─── Data listing

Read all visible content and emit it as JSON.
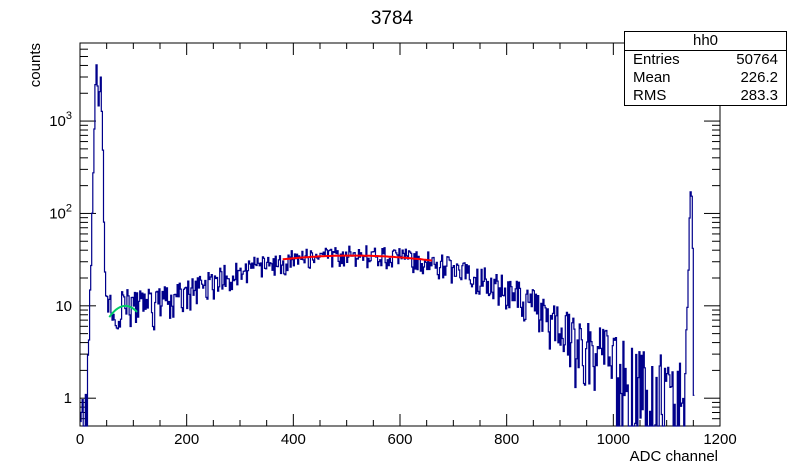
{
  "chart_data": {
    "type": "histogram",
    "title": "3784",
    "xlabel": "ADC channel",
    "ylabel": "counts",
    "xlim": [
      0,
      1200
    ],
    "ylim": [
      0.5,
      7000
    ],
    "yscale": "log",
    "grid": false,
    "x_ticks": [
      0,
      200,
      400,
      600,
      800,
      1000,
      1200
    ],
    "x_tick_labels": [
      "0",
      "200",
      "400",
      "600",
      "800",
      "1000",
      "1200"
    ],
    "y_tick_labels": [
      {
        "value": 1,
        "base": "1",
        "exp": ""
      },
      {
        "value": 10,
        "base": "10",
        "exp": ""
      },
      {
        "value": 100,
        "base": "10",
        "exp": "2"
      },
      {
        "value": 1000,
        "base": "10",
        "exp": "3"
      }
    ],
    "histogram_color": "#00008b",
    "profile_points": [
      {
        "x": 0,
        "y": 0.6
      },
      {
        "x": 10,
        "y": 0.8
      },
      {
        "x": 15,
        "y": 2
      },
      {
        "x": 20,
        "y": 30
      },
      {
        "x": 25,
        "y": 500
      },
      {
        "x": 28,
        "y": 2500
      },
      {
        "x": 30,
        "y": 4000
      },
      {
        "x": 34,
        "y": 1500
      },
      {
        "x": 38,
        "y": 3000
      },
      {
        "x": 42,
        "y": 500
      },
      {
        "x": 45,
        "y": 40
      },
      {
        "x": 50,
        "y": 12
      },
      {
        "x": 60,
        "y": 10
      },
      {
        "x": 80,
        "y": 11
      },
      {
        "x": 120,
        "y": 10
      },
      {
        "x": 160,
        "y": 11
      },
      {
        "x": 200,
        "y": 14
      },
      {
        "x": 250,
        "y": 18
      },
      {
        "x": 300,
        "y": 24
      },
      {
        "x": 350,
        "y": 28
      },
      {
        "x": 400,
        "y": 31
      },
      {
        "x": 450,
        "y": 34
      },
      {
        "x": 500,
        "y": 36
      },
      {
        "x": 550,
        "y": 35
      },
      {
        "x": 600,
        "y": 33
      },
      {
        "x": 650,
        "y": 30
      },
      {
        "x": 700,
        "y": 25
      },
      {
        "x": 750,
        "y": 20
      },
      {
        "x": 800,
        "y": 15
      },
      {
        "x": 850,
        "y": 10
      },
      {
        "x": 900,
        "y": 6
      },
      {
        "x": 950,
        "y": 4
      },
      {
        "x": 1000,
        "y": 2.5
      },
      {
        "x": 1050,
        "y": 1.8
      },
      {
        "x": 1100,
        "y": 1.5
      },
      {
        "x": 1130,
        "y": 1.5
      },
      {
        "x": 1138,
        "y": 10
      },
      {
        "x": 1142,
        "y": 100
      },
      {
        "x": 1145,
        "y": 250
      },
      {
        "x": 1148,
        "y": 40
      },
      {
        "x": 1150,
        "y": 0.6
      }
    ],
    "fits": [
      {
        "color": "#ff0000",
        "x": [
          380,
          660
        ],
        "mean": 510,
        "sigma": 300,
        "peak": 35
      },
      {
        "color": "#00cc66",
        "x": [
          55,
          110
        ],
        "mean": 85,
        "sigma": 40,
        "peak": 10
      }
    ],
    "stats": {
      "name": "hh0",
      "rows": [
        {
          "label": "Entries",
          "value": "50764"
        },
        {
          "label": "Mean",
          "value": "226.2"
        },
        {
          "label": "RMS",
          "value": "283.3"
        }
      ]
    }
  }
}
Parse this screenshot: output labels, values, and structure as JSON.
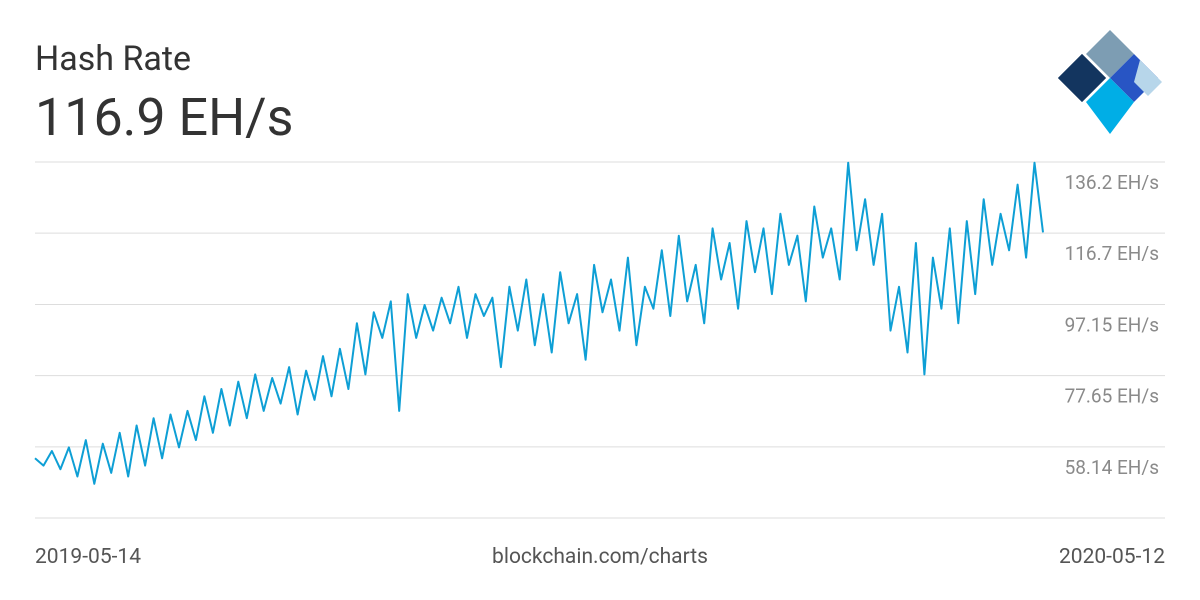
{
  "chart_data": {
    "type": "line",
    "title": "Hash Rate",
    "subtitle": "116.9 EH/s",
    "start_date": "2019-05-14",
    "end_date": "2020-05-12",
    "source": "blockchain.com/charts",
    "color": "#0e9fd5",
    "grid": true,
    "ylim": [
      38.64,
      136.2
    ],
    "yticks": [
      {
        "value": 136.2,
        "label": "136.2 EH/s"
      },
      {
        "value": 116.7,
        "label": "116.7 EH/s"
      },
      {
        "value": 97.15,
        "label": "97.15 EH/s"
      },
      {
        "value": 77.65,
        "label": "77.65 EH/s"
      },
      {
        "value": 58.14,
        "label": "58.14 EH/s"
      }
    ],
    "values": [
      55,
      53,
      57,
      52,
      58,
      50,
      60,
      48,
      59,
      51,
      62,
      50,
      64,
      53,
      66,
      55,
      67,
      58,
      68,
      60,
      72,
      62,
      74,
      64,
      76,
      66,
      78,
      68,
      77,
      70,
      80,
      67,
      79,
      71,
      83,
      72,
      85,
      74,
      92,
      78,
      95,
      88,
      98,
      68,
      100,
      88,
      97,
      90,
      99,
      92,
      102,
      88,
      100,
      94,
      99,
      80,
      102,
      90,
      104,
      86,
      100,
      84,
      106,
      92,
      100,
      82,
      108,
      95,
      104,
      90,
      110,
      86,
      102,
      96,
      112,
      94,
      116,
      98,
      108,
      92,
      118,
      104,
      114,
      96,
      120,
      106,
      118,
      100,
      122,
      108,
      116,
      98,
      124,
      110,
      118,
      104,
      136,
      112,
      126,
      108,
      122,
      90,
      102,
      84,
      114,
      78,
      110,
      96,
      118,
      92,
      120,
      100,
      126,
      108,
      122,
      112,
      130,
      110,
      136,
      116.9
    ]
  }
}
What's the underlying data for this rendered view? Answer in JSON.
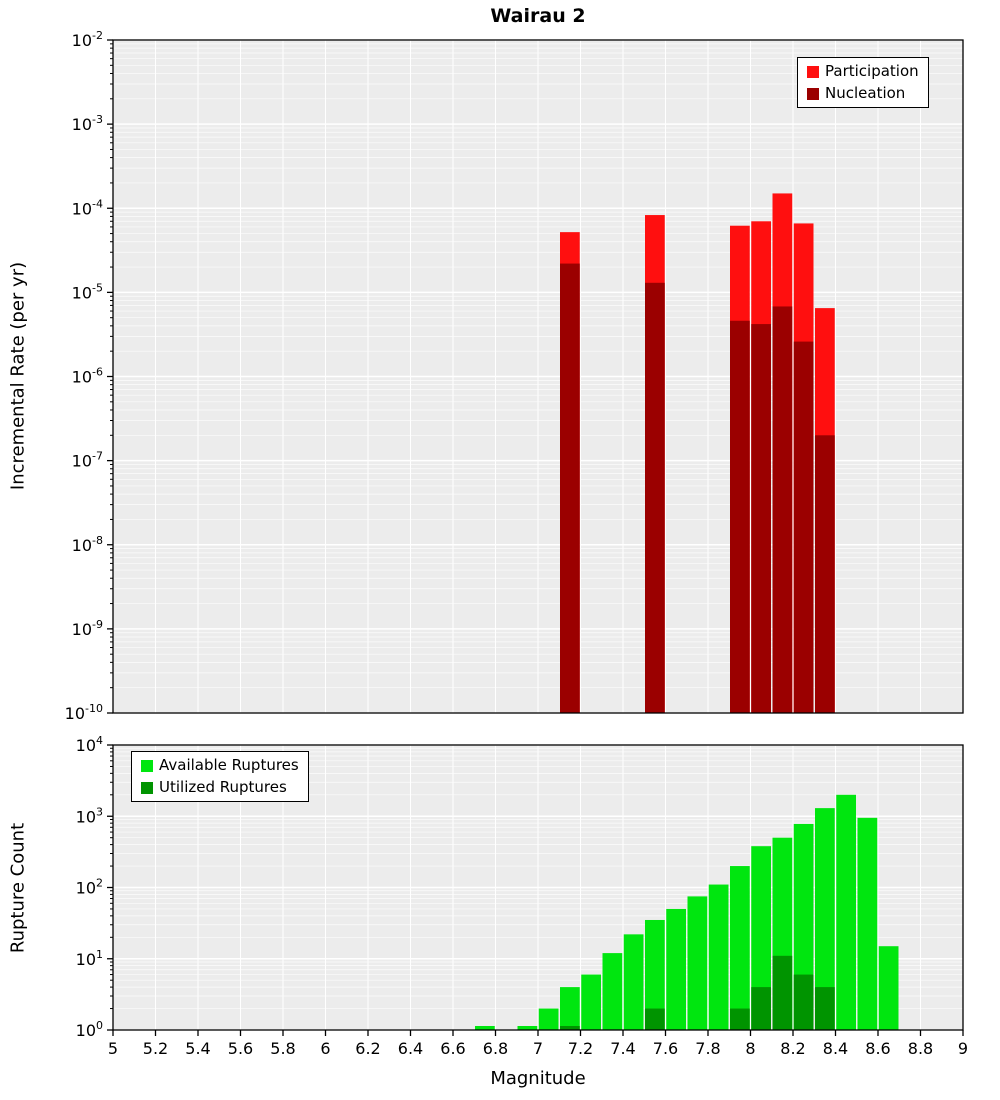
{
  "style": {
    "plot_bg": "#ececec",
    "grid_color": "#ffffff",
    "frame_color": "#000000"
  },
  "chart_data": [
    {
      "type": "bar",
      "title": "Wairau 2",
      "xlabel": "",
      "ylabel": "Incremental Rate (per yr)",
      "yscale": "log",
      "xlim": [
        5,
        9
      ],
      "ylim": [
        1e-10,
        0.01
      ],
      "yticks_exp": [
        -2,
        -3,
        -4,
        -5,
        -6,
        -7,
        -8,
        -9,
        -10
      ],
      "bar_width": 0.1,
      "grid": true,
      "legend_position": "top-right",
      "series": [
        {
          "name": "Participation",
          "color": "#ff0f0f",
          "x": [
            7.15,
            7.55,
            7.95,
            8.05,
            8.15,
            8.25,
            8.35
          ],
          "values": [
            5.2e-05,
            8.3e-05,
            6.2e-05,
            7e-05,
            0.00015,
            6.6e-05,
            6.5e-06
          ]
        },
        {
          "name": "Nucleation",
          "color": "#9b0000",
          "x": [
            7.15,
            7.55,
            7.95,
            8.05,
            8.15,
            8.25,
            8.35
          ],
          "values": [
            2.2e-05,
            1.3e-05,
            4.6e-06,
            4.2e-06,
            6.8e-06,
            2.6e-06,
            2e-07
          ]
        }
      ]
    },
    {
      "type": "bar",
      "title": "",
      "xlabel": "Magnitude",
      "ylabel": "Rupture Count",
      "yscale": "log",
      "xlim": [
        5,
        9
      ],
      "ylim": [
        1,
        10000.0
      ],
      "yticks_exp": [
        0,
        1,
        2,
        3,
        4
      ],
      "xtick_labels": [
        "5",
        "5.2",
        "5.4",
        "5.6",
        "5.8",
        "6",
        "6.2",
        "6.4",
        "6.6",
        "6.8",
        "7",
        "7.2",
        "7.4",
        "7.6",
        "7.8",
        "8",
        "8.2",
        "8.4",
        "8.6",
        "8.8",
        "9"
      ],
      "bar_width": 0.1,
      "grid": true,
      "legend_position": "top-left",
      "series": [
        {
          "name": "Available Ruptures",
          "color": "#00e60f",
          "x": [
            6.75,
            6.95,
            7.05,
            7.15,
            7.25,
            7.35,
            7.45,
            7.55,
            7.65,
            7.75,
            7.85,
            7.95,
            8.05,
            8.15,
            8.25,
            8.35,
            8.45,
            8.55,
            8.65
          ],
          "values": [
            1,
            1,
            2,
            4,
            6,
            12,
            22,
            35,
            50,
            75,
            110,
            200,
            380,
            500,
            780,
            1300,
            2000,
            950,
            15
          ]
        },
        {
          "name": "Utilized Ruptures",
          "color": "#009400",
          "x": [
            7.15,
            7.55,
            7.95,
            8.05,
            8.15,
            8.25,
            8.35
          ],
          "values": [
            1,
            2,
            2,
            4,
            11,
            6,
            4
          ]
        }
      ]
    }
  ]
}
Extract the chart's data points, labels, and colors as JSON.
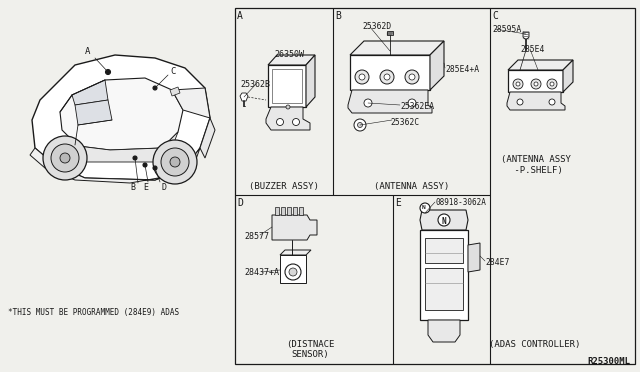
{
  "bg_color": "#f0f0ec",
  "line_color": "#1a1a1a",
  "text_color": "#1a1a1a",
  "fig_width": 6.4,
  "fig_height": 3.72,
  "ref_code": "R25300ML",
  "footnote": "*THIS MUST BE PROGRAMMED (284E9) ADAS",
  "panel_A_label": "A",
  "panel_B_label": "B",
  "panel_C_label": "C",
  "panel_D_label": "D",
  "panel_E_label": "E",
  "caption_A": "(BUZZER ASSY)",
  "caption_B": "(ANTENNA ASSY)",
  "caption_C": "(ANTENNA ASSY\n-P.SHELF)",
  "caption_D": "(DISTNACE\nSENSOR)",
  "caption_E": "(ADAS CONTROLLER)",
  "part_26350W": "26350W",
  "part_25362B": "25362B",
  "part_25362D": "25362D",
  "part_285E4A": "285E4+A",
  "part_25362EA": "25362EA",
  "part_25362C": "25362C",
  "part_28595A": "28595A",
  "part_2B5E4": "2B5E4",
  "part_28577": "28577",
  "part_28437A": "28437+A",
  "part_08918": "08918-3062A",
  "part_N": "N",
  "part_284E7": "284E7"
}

──────

*Task to complete*. Copy exactly the lines from the line containing "Extract the chart's" through the last line of the records above, both included, and leave out any pictures.

*Exercise solution*.
Extract the chart's data points, labels, and colors as JSON.
{
  "bg_color": "#f0f0ec",
  "line_color": "#1a1a1a",
  "text_color": "#1a1a1a",
  "fig_width": 6.4,
  "fig_height": 3.72,
  "ref_code": "R25300ML",
  "footnote": "*THIS MUST BE PROGRAMMED (284E9) ADAS",
  "panel_A_label": "A",
  "panel_B_label": "B",
  "panel_C_label": "C",
  "panel_D_label": "D",
  "panel_E_label": "E",
  "caption_A": "(BUZZER ASSY)",
  "caption_B": "(ANTENNA ASSY)",
  "caption_C": "(ANTENNA ASSY\n-P.SHELF)",
  "caption_D": "(DISTNACE\nSENSOR)",
  "caption_E": "(ADAS CONTROLLER)",
  "part_26350W": "26350W",
  "part_25362B": "25362B",
  "part_25362D": "25362D",
  "part_285E4A": "285E4+A",
  "part_25362EA": "25362EA",
  "part_25362C": "25362C",
  "part_28595A": "28595A",
  "part_2B5E4": "2B5E4",
  "part_28577": "28577",
  "part_28437A": "28437+A",
  "part_08918": "08918-3062A",
  "part_N": "N",
  "part_284E7": "284E7"
}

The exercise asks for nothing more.